## Direction
How many lines in the entries below include the string "image"? Answer with the number only.

## Records that describe figures
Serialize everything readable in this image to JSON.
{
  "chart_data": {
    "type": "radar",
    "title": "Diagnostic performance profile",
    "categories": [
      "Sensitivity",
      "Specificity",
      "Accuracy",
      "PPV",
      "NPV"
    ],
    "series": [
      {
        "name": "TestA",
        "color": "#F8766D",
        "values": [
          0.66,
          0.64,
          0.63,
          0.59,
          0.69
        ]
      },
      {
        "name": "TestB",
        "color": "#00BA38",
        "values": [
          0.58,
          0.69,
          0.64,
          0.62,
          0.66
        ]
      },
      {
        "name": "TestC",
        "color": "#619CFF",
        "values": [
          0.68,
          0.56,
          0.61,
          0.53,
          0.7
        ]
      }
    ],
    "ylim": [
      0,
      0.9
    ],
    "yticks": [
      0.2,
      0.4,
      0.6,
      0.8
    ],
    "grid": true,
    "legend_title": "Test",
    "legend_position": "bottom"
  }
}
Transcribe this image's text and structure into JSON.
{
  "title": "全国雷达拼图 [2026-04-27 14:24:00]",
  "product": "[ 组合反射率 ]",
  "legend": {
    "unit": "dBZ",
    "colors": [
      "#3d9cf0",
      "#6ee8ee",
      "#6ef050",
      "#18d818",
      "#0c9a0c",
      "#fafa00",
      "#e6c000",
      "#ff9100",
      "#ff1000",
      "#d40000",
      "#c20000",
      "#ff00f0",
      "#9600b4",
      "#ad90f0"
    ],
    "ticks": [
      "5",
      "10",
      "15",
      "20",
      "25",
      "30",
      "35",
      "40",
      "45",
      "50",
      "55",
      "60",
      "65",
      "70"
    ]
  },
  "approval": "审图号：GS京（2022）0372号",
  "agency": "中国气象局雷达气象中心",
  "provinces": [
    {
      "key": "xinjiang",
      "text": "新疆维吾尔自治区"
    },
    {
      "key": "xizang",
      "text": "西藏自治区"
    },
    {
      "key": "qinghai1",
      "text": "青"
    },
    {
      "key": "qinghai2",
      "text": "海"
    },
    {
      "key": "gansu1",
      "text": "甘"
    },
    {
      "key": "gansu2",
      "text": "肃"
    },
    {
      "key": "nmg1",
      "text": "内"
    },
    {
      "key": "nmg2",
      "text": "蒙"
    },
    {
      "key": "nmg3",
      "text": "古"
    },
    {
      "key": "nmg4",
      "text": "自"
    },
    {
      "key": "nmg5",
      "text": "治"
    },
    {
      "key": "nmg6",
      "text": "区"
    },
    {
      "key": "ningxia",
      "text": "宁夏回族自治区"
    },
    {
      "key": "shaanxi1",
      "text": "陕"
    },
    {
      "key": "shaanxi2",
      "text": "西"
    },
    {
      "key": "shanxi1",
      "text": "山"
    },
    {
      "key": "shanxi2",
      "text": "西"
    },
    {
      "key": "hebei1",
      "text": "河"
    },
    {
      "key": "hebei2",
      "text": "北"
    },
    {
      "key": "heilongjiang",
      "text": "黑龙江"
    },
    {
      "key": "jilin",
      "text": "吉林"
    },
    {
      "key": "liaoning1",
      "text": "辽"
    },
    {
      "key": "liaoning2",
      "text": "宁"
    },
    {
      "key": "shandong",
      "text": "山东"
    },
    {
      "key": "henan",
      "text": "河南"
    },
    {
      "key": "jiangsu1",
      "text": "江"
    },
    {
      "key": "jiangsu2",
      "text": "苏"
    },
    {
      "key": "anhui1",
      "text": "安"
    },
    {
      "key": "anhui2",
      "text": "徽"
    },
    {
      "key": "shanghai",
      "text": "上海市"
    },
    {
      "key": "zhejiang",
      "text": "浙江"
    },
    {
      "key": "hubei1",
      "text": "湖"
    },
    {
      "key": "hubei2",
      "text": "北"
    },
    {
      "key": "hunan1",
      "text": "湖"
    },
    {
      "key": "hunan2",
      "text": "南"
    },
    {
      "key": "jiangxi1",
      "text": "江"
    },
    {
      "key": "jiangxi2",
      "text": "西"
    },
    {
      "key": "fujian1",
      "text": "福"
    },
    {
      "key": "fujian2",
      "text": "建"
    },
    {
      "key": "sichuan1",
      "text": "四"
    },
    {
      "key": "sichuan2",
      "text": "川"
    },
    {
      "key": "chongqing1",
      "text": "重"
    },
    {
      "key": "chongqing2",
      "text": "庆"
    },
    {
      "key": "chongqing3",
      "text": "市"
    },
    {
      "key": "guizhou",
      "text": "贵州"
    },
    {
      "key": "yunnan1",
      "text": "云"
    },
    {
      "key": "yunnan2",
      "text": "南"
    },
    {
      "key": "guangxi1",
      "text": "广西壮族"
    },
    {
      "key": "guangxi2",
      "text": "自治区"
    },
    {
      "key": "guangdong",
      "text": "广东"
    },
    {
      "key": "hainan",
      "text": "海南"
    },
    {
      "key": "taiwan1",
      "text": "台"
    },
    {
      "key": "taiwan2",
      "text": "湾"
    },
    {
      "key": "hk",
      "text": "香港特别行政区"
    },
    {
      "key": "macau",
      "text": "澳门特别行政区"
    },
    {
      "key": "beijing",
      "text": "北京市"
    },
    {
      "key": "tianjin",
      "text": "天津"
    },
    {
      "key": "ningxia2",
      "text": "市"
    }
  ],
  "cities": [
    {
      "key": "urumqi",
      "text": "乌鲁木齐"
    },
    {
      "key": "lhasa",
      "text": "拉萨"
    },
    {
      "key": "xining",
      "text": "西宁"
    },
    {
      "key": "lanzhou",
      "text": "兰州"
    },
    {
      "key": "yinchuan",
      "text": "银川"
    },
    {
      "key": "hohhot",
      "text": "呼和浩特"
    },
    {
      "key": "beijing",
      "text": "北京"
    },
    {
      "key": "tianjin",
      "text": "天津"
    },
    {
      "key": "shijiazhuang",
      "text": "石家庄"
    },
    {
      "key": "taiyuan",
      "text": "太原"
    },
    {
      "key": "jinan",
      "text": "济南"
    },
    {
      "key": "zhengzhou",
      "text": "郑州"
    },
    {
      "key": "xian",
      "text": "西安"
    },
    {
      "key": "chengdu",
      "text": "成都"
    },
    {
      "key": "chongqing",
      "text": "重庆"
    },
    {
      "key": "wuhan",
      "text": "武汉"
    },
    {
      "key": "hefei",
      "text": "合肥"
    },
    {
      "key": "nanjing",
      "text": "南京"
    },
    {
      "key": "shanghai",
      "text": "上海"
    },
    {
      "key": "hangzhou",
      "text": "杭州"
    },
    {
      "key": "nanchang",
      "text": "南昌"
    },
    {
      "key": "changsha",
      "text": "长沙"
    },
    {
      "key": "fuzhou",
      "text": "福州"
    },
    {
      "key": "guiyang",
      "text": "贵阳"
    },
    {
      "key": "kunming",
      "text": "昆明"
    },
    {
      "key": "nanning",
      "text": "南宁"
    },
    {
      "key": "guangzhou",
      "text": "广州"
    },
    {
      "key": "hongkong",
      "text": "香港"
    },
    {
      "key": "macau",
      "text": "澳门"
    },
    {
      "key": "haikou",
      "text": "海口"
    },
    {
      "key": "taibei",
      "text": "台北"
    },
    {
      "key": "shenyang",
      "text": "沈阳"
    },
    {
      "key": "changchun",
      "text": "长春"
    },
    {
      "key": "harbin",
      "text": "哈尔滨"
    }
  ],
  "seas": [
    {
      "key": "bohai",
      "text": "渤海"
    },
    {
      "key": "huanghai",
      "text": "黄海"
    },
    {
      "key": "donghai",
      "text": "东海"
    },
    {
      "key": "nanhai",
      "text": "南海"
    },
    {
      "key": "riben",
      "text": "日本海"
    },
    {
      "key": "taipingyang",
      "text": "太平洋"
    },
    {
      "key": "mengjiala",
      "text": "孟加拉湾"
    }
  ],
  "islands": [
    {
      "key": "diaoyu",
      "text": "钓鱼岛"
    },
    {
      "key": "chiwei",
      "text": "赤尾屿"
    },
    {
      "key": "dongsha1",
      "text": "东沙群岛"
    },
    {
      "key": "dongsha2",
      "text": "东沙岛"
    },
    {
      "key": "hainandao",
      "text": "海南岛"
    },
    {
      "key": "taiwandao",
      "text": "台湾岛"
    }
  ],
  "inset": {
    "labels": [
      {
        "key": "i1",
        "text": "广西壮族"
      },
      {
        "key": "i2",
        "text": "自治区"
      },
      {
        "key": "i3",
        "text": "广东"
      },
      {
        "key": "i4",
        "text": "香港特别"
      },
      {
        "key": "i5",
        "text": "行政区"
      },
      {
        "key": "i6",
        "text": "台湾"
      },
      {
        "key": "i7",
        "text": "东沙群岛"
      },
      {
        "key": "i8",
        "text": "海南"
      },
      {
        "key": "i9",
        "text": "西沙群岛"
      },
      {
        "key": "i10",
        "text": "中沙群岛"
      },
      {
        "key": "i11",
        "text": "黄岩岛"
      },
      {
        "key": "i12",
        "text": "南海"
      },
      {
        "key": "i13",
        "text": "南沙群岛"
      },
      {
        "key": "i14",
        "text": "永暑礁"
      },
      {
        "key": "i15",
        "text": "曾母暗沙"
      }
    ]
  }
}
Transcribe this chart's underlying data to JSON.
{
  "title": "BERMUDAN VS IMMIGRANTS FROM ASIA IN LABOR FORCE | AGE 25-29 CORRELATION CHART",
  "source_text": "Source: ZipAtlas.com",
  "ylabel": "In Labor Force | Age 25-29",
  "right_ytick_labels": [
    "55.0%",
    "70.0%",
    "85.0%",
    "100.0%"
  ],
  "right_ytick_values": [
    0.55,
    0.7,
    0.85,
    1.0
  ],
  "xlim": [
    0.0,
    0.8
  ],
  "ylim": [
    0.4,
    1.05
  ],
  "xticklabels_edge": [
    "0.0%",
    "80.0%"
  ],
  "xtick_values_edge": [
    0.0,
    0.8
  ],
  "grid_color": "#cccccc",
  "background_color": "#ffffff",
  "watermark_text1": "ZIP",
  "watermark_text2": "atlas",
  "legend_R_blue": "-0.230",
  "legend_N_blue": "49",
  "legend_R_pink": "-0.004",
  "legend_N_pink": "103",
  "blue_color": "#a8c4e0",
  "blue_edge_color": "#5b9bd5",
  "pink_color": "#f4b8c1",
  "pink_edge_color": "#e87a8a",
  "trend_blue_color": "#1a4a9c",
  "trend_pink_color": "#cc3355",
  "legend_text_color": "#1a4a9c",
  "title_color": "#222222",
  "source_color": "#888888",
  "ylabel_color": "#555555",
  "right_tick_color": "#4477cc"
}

## Answer
2